> _Records provided_:
-*-*-

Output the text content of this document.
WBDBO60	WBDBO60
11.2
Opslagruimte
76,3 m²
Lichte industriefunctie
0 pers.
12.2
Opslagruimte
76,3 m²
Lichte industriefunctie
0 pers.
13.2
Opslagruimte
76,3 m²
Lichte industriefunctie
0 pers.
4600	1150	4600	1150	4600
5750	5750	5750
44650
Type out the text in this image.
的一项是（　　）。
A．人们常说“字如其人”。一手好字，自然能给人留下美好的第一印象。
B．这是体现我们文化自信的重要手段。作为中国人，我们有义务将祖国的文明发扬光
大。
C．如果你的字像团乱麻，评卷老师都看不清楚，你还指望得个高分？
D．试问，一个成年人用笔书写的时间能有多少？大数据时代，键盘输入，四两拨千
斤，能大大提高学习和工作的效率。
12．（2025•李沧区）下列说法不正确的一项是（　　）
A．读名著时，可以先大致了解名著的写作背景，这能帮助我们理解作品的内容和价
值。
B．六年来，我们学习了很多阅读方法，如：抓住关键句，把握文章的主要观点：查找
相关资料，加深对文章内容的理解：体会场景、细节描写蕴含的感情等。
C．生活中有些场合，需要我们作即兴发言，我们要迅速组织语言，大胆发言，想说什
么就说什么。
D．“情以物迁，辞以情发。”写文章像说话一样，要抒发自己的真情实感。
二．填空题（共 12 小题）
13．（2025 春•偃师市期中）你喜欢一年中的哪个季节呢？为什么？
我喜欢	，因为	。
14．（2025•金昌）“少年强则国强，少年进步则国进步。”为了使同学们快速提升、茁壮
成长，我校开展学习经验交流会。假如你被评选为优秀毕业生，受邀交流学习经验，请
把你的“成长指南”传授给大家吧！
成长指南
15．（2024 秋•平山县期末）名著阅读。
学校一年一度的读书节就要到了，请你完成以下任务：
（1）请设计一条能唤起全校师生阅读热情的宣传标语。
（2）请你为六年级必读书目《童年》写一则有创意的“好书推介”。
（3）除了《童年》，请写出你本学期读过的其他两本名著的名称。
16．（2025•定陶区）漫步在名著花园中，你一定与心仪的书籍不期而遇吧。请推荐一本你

-*-*-

> _Exercise objective_: Find the line with "Type out the text in this image." in the listing above, then write out that line and each remaining line exactly, with no other text.

> _Solution for this task_:
Type out the text in this image.
的一项是（　　）。
A．人们常说“字如其人”。一手好字，自然能给人留下美好的第一印象。
B．这是体现我们文化自信的重要手段。作为中国人，我们有义务将祖国的文明发扬光
大。
C．如果你的字像团乱麻，评卷老师都看不清楚，你还指望得个高分？
D．试问，一个成年人用笔书写的时间能有多少？大数据时代，键盘输入，四两拨千
斤，能大大提高学习和工作的效率。
12．（2025•李沧区）下列说法不正确的一项是（　　）
A．读名著时，可以先大致了解名著的写作背景，这能帮助我们理解作品的内容和价
值。
B．六年来，我们学习了很多阅读方法，如：抓住关键句，把握文章的主要观点：查找
相关资料，加深对文章内容的理解：体会场景、细节描写蕴含的感情等。
C．生活中有些场合，需要我们作即兴发言，我们要迅速组织语言，大胆发言，想说什
么就说什么。
D．“情以物迁，辞以情发。”写文章像说话一样，要抒发自己的真情实感。
二．填空题（共 12 小题）
13．（2025 春•偃师市期中）你喜欢一年中的哪个季节呢？为什么？
我喜欢	，因为	。
14．（2025•金昌）“少年强则国强，少年进步则国进步。”为了使同学们快速提升、茁壮
成长，我校开展学习经验交流会。假如你被评选为优秀毕业生，受邀交流学习经验，请
把你的“成长指南”传授给大家吧！
成长指南
15．（2024 秋•平山县期末）名著阅读。
学校一年一度的读书节就要到了，请你完成以下任务：
（1）请设计一条能唤起全校师生阅读热情的宣传标语。
（2）请你为六年级必读书目《童年》写一则有创意的“好书推介”。
（3）除了《童年》，请写出你本学期读过的其他两本名著的名称。
16．（2025•定陶区）漫步在名著花园中，你一定与心仪的书籍不期而遇吧。请推荐一本你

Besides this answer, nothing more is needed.